TASK TO COMPLETE:
Word for word, restate every line of the material.

### MATERIAL FOR THE TASK ###

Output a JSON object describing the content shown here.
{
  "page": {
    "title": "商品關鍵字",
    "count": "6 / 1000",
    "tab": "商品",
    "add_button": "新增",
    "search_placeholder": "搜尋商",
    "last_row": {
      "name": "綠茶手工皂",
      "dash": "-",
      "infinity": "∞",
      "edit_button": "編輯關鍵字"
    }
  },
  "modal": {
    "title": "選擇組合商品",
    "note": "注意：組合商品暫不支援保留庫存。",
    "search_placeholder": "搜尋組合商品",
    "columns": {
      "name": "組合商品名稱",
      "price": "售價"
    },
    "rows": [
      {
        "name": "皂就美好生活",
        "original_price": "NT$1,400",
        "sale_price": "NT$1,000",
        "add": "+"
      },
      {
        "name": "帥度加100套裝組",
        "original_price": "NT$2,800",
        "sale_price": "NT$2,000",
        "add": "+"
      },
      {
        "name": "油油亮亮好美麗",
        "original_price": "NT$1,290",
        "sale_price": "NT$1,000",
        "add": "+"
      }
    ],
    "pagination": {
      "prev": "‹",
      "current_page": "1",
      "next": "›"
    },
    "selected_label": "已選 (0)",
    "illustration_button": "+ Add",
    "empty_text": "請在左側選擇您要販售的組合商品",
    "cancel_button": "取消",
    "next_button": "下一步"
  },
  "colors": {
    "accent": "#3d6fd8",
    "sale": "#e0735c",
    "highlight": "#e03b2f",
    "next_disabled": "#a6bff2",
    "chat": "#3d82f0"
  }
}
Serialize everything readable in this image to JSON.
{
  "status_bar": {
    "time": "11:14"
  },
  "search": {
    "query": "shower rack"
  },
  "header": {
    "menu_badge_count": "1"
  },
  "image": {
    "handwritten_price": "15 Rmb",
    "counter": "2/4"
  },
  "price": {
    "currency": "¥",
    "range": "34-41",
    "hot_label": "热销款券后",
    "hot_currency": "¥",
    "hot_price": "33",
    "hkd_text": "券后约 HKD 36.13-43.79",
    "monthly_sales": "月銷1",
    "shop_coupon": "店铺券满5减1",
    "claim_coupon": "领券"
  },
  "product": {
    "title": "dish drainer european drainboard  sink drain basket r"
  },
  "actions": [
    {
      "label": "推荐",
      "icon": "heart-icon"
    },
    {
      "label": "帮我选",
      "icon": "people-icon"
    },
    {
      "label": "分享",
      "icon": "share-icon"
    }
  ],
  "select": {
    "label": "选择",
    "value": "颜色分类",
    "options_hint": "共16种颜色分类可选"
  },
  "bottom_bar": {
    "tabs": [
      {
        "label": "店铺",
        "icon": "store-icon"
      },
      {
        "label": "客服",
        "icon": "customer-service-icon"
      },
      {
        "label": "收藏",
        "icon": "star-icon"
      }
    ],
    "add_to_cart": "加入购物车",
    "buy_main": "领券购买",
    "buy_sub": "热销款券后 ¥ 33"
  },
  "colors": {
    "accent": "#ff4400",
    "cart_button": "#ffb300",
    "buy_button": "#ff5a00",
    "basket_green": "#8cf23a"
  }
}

###

THE REPLY:
Output a JSON object describing the content shown here.
{
  "page": {
    "title": "商品關鍵字",
    "count": "6 / 1000",
    "tab": "商品",
    "add_button": "新增",
    "search_placeholder": "搜尋商",
    "last_row": {
      "name": "綠茶手工皂",
      "dash": "-",
      "infinity": "∞",
      "edit_button": "編輯關鍵字"
    }
  },
  "modal": {
    "title": "選擇組合商品",
    "note": "注意：組合商品暫不支援保留庫存。",
    "search_placeholder": "搜尋組合商品",
    "columns": {
      "name": "組合商品名稱",
      "price": "售價"
    },
    "rows": [
      {
        "name": "皂就美好生活",
        "original_price": "NT$1,400",
        "sale_price": "NT$1,000",
        "add": "+"
      },
      {
        "name": "帥度加100套裝組",
        "original_price": "NT$2,800",
        "sale_price": "NT$2,000",
        "add": "+"
      },
      {
        "name": "油油亮亮好美麗",
        "original_price": "NT$1,290",
        "sale_price": "NT$1,000",
        "add": "+"
      }
    ],
    "pagination": {
      "prev": "‹",
      "current_page": "1",
      "next": "›"
    },
    "selected_label": "已選 (0)",
    "illustration_button": "+ Add",
    "empty_text": "請在左側選擇您要販售的組合商品",
    "cancel_button": "取消",
    "next_button": "下一步"
  },
  "colors": {
    "accent": "#3d6fd8",
    "sale": "#e0735c",
    "highlight": "#e03b2f",
    "next_disabled": "#a6bff2",
    "chat": "#3d82f0"
  }
}
Serialize everything readable in this image to JSON.
{
  "status_bar": {
    "time": "11:14"
  },
  "search": {
    "query": "shower rack"
  },
  "header": {
    "menu_badge_count": "1"
  },
  "image": {
    "handwritten_price": "15 Rmb",
    "counter": "2/4"
  },
  "price": {
    "currency": "¥",
    "range": "34-41",
    "hot_label": "热销款券后",
    "hot_currency": "¥",
    "hot_price": "33",
    "hkd_text": "券后约 HKD 36.13-43.79",
    "monthly_sales": "月銷1",
    "shop_coupon": "店铺券满5减1",
    "claim_coupon": "领券"
  },
  "product": {
    "title": "dish drainer european drainboard  sink drain basket r"
  },
  "actions": [
    {
      "label": "推荐",
      "icon": "heart-icon"
    },
    {
      "label": "帮我选",
      "icon": "people-icon"
    },
    {
      "label": "分享",
      "icon": "share-icon"
    }
  ],
  "select": {
    "label": "选择",
    "value": "颜色分类",
    "options_hint": "共16种颜色分类可选"
  },
  "bottom_bar": {
    "tabs": [
      {
        "label": "店铺",
        "icon": "store-icon"
      },
      {
        "label": "客服",
        "icon": "customer-service-icon"
      },
      {
        "label": "收藏",
        "icon": "star-icon"
      }
    ],
    "add_to_cart": "加入购物车",
    "buy_main": "领券购买",
    "buy_sub": "热销款券后 ¥ 33"
  },
  "colors": {
    "accent": "#ff4400",
    "cart_button": "#ffb300",
    "buy_button": "#ff5a00",
    "basket_green": "#8cf23a"
  }
}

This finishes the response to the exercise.